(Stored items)
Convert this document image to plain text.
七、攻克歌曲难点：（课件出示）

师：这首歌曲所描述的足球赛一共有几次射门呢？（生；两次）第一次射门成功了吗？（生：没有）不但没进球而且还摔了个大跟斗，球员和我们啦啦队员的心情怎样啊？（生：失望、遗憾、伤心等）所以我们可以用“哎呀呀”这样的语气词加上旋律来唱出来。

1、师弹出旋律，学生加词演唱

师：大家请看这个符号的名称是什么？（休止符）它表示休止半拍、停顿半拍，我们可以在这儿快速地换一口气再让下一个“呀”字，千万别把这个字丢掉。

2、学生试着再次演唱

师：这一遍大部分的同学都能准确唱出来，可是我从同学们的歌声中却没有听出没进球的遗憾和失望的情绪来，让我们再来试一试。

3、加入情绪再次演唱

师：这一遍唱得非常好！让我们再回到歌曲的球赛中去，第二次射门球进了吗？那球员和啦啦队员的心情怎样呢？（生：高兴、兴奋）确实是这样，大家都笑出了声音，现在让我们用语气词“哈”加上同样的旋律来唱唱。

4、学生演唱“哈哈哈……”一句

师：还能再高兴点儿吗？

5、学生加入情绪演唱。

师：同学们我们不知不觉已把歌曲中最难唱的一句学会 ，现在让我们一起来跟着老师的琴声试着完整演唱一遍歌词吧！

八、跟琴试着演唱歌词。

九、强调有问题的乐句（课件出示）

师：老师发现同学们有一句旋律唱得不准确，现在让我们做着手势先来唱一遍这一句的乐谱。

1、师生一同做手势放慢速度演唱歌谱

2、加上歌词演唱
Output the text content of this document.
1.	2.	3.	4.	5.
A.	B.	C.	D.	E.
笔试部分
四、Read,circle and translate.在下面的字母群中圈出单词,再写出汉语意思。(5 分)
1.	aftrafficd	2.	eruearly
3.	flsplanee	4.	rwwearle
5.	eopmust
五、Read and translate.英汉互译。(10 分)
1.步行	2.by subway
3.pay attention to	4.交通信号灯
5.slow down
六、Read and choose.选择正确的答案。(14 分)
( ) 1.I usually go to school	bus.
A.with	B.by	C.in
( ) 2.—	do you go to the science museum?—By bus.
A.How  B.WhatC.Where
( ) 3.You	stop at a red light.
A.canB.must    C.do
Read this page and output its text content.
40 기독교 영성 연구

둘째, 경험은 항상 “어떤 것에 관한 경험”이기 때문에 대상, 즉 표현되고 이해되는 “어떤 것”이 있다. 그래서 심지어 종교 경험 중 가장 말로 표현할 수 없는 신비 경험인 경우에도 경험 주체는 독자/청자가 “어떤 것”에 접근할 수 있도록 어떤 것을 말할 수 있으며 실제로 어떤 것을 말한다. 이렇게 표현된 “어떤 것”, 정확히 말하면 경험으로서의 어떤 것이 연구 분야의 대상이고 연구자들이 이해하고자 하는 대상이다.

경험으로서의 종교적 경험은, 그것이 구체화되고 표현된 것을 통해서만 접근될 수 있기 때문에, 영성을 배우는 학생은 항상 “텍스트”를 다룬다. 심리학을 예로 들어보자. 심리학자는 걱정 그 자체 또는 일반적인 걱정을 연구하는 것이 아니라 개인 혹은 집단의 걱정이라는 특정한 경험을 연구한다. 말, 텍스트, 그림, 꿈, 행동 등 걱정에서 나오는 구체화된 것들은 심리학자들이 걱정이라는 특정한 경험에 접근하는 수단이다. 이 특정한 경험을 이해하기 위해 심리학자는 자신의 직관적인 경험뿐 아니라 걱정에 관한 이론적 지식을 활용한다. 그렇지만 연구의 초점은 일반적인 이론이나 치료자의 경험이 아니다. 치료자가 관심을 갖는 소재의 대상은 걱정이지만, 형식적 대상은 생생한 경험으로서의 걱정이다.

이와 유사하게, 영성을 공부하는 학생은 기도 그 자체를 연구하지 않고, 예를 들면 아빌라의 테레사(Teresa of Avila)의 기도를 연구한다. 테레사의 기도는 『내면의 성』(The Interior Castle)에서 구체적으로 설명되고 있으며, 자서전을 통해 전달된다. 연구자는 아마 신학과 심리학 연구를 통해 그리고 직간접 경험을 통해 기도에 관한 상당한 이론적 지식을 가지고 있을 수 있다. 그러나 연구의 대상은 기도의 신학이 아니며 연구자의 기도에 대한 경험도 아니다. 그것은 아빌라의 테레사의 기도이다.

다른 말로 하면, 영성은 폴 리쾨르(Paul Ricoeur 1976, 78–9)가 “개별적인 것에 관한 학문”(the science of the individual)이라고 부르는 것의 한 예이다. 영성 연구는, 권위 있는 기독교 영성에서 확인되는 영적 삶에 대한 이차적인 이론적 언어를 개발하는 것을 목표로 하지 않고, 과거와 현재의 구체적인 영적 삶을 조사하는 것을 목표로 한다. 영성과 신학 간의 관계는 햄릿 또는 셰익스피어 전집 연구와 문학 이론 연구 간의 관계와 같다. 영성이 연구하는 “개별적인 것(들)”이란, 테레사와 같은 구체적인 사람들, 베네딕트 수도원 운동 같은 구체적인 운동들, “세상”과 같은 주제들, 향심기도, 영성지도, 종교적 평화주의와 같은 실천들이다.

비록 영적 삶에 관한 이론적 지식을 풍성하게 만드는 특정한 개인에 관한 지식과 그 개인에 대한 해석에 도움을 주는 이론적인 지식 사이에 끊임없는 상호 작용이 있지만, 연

→ EXERCISE BRIEF: The required answer is a single number: the count of lines in the entries that hold the string "science".

→ TASK SOLUTION: 2